Locate the lines where "settings" occurs and copy them as they stand.
BEGIN ENTRIES PROVIDED
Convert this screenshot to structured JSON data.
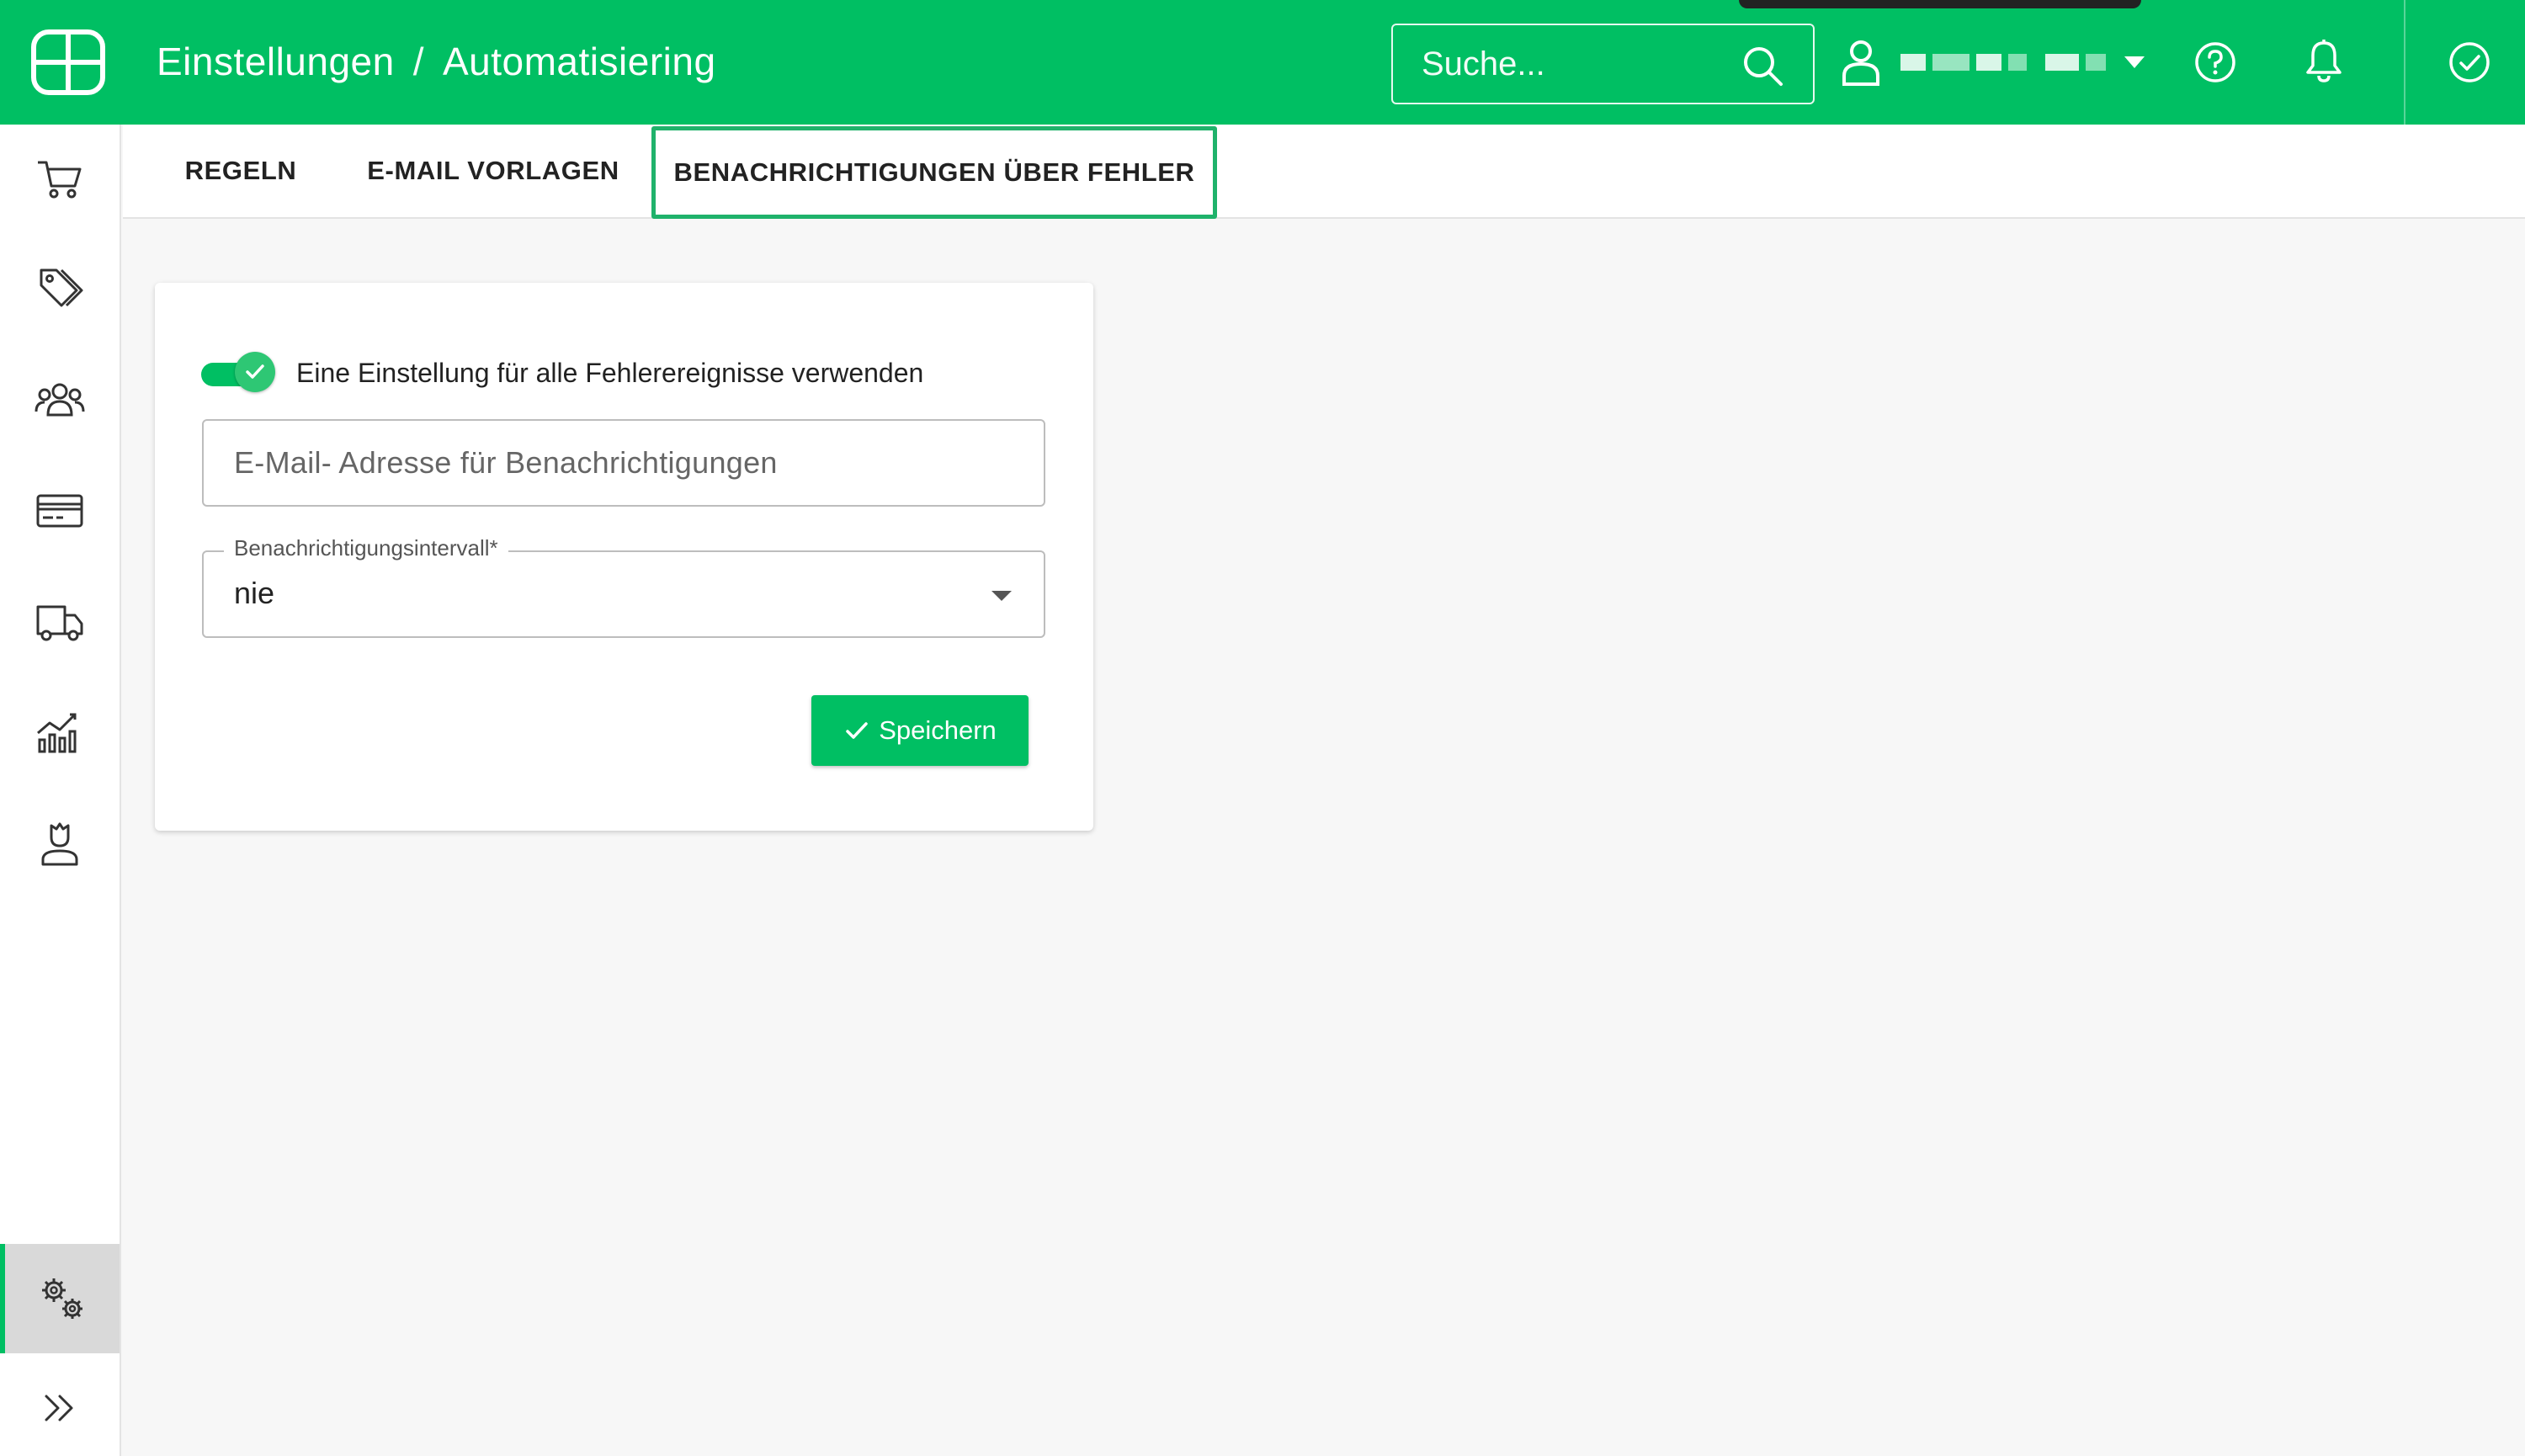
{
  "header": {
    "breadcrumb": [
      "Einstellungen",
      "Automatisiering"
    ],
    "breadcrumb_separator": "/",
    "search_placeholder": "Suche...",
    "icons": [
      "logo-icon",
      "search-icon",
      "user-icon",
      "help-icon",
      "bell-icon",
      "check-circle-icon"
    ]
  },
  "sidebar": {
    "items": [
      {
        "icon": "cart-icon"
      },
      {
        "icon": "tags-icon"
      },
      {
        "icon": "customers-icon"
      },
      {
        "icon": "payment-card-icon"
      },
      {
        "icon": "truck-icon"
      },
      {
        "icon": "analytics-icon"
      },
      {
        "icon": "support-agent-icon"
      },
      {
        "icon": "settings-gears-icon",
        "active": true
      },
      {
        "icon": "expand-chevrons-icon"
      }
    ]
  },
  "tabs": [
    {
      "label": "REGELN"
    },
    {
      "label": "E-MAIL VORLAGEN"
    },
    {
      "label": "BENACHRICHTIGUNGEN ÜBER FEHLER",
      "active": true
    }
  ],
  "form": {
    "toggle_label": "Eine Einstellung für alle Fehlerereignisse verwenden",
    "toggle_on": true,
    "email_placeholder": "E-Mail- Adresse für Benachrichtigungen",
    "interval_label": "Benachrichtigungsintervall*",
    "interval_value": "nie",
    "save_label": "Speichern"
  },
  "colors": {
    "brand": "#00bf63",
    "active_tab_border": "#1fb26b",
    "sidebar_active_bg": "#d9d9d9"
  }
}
END ENTRIES PROVIDED
BEGIN ENTRIES PROVIDED
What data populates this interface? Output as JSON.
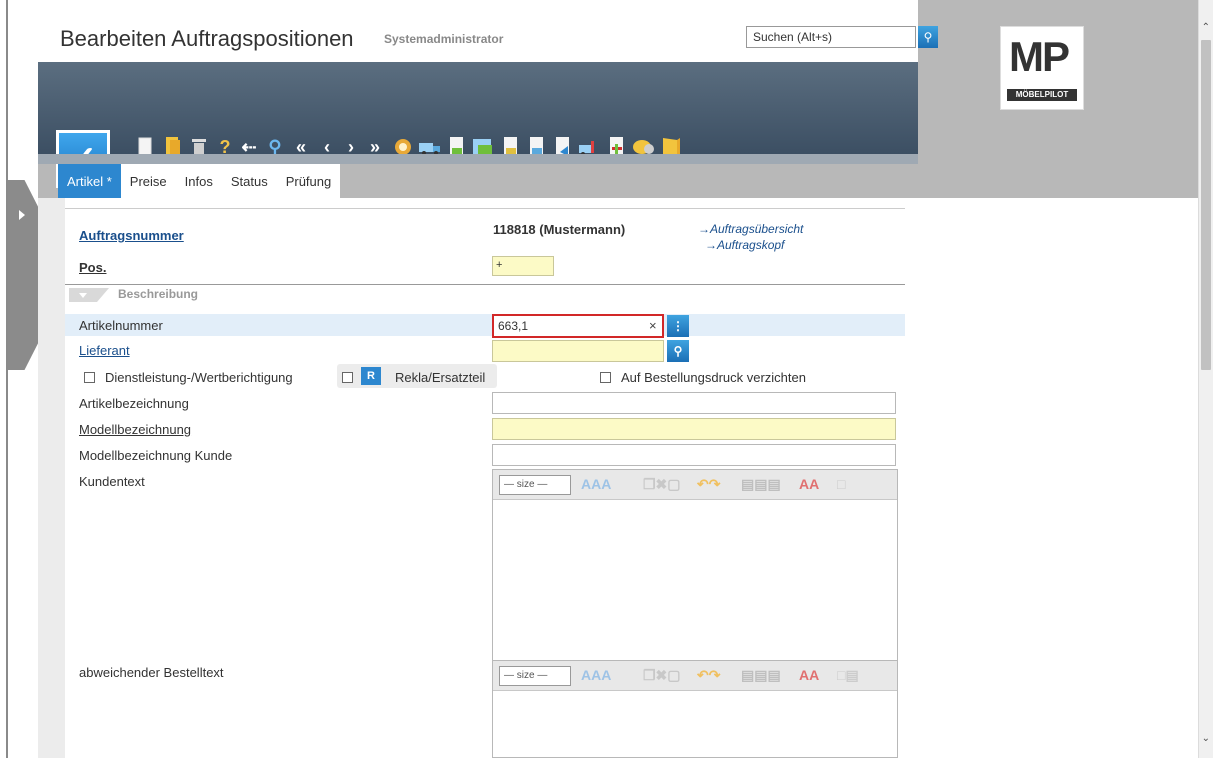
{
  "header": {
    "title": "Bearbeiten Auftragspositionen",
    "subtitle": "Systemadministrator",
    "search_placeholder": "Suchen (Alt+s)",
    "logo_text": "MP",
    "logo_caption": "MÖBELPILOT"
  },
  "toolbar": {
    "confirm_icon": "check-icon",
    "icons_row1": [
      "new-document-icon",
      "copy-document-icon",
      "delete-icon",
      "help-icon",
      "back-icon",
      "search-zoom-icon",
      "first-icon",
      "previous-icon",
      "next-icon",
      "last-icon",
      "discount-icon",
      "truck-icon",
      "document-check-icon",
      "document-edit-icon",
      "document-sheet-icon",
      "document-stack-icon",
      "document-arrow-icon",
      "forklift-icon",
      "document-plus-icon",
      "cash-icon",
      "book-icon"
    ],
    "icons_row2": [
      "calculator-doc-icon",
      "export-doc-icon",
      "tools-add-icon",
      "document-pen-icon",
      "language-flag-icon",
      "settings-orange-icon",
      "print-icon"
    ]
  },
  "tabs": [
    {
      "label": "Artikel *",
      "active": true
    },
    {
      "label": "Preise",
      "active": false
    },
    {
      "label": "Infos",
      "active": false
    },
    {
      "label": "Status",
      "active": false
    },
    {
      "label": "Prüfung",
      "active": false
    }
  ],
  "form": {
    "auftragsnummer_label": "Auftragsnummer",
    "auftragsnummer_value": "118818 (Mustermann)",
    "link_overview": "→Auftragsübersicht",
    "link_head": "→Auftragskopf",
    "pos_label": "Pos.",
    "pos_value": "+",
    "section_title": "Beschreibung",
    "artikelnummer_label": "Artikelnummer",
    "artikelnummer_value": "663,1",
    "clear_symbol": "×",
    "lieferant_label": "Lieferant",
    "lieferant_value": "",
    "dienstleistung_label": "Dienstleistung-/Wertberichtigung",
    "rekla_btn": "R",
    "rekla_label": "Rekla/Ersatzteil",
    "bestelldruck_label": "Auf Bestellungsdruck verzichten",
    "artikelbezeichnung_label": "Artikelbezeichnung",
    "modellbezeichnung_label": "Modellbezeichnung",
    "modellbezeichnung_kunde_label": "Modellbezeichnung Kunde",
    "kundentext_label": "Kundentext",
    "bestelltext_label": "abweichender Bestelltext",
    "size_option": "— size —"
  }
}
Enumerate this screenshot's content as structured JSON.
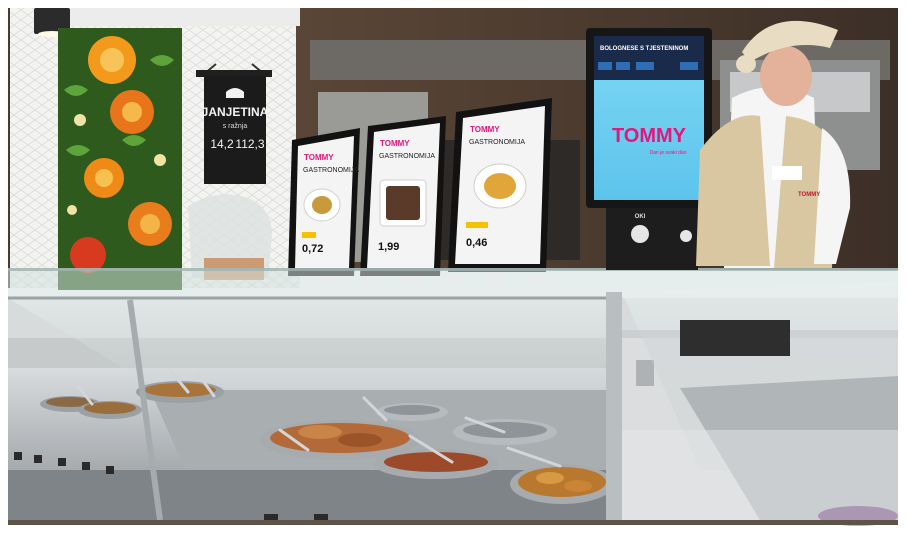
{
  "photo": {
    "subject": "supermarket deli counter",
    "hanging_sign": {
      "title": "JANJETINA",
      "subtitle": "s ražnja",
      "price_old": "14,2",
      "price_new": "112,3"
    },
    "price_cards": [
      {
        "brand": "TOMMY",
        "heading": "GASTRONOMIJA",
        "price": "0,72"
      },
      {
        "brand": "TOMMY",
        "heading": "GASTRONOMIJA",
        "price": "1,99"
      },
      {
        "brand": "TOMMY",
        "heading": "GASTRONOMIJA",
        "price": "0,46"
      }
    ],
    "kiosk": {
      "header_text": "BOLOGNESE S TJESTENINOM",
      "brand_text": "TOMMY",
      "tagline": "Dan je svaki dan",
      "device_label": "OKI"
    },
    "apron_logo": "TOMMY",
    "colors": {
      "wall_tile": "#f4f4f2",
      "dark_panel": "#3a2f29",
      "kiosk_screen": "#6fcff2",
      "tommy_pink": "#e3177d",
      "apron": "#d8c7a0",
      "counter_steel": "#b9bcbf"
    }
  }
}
END ENTRIES PROVIDED
## ANSWER FOR THIS EXERCISE
        "icon": "settings-gears-icon",
      "settings-orange-icon",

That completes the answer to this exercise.